**YOUR GOAL**: Gather all lines from the material that contain "this".

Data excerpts
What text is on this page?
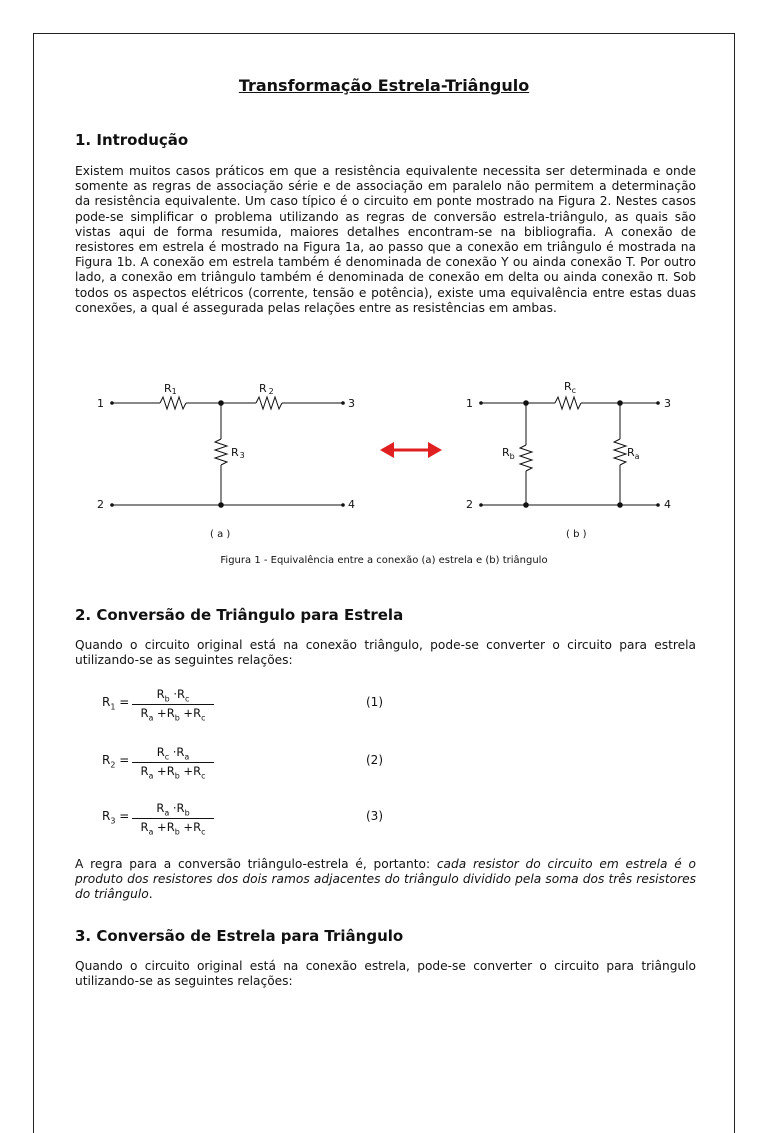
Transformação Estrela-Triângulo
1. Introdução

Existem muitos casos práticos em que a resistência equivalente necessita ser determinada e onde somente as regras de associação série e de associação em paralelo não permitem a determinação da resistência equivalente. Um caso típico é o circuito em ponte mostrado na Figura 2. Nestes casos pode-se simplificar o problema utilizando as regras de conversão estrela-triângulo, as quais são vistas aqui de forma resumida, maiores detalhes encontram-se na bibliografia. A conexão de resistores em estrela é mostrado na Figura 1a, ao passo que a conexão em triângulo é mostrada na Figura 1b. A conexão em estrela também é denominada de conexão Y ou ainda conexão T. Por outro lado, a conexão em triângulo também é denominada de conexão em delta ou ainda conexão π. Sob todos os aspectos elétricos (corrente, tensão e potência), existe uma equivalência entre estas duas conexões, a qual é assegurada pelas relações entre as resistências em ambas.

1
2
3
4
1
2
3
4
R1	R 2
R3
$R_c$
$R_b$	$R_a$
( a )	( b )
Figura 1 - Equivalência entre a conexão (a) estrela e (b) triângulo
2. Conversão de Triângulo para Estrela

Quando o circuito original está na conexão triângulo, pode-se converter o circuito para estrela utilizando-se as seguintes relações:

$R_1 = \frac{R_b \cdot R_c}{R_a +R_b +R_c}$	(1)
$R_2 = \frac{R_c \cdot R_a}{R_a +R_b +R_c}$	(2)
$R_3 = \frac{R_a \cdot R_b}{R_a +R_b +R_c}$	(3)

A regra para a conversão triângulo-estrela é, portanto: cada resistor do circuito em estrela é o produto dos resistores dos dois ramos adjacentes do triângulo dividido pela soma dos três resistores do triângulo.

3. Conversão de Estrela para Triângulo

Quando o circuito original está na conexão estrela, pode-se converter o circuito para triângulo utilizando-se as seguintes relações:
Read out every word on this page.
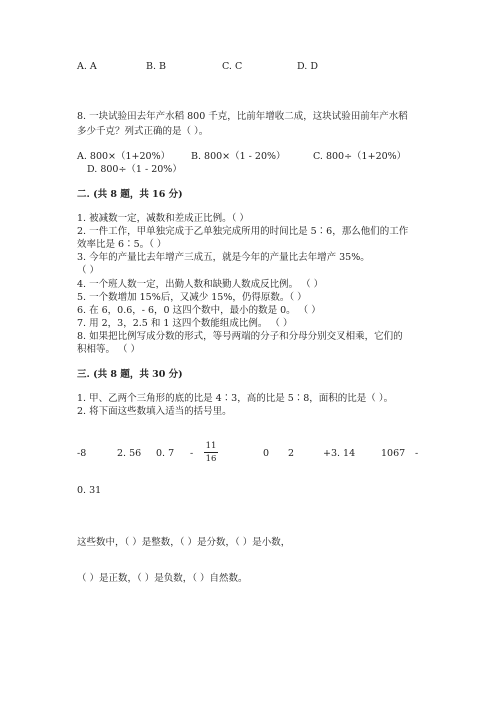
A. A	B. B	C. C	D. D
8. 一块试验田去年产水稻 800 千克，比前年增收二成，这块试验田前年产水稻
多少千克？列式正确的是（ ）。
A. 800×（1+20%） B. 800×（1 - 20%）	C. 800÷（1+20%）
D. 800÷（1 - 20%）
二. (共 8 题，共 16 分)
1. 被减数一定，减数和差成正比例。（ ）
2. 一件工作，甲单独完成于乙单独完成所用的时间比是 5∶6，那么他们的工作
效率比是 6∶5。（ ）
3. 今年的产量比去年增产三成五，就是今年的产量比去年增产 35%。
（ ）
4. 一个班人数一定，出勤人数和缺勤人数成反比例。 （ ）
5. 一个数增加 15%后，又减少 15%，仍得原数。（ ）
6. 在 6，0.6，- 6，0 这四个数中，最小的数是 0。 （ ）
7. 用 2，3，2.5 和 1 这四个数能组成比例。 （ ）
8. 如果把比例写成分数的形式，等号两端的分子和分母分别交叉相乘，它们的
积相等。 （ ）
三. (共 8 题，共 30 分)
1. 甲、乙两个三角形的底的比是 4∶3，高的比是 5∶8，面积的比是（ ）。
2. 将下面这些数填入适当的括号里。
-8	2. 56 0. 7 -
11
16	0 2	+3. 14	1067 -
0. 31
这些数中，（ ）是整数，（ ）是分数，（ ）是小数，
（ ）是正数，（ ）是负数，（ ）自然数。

---

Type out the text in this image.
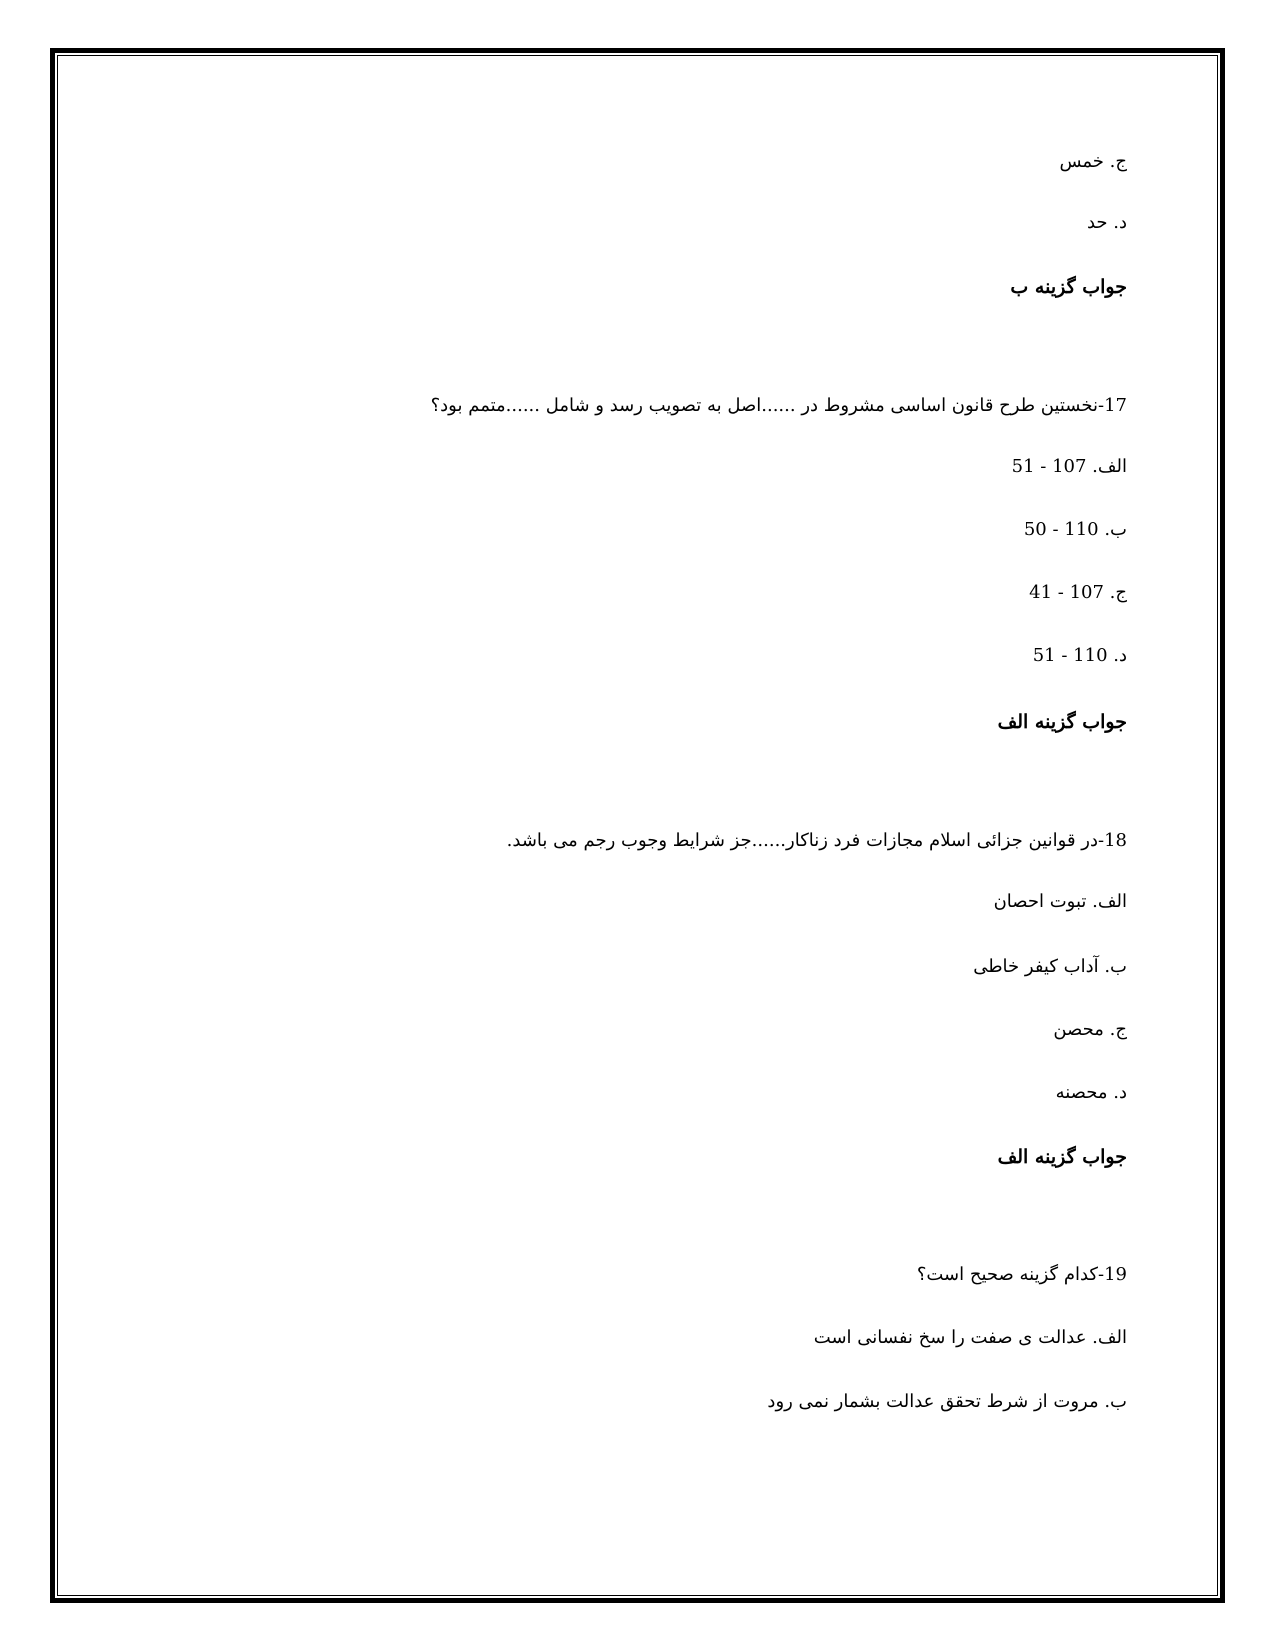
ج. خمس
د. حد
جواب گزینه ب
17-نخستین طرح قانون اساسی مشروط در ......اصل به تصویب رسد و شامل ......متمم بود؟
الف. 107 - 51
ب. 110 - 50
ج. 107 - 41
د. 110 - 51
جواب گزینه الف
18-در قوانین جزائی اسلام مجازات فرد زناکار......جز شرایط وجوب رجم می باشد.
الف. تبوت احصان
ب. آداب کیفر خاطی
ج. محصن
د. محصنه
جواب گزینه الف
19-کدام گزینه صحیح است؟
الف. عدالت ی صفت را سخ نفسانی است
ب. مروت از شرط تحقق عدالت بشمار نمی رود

**FINISHED ANSWER**:
What text is on this page?
Read out every word on this page.
Type out the text in this image.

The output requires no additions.